#### What you need to do
Exactly reproduce the lines that follow.

#### Data listing
* * * * * * *
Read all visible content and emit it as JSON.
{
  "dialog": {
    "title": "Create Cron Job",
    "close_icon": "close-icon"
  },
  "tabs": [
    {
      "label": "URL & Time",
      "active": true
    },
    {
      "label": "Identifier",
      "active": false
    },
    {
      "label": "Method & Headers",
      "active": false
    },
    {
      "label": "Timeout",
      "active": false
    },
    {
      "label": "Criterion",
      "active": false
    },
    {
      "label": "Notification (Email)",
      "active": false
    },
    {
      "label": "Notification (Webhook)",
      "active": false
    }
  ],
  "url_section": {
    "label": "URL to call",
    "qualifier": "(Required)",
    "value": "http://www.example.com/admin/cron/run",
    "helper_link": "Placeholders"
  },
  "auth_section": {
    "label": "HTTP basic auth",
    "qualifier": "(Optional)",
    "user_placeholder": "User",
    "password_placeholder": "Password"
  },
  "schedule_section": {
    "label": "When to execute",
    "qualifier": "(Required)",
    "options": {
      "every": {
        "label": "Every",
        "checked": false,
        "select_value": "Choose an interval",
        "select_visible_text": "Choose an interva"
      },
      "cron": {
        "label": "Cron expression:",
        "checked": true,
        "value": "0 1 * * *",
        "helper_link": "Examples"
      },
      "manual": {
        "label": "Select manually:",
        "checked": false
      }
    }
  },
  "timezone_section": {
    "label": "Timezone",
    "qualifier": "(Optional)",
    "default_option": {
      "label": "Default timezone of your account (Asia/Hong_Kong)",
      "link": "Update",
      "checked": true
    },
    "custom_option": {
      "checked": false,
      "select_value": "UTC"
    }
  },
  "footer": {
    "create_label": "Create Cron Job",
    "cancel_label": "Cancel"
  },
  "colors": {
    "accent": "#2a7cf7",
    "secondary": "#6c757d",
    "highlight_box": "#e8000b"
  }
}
* * * * * * *
#### Result for this exercise
Read all visible content and emit it as JSON.
{
  "dialog": {
    "title": "Create Cron Job",
    "close_icon": "close-icon"
  },
  "tabs": [
    {
      "label": "URL & Time",
      "active": true
    },
    {
      "label": "Identifier",
      "active": false
    },
    {
      "label": "Method & Headers",
      "active": false
    },
    {
      "label": "Timeout",
      "active": false
    },
    {
      "label": "Criterion",
      "active": false
    },
    {
      "label": "Notification (Email)",
      "active": false
    },
    {
      "label": "Notification (Webhook)",
      "active": false
    }
  ],
  "url_section": {
    "label": "URL to call",
    "qualifier": "(Required)",
    "value": "http://www.example.com/admin/cron/run",
    "helper_link": "Placeholders"
  },
  "auth_section": {
    "label": "HTTP basic auth",
    "qualifier": "(Optional)",
    "user_placeholder": "User",
    "password_placeholder": "Password"
  },
  "schedule_section": {
    "label": "When to execute",
    "qualifier": "(Required)",
    "options": {
      "every": {
        "label": "Every",
        "checked": false,
        "select_value": "Choose an interval",
        "select_visible_text": "Choose an interva"
      },
      "cron": {
        "label": "Cron expression:",
        "checked": true,
        "value": "0 1 * * *",
        "helper_link": "Examples"
      },
      "manual": {
        "label": "Select manually:",
        "checked": false
      }
    }
  },
  "timezone_section": {
    "label": "Timezone",
    "qualifier": "(Optional)",
    "default_option": {
      "label": "Default timezone of your account (Asia/Hong_Kong)",
      "link": "Update",
      "checked": true
    },
    "custom_option": {
      "checked": false,
      "select_value": "UTC"
    }
  },
  "footer": {
    "create_label": "Create Cron Job",
    "cancel_label": "Cancel"
  },
  "colors": {
    "accent": "#2a7cf7",
    "secondary": "#6c757d",
    "highlight_box": "#e8000b"
  }
}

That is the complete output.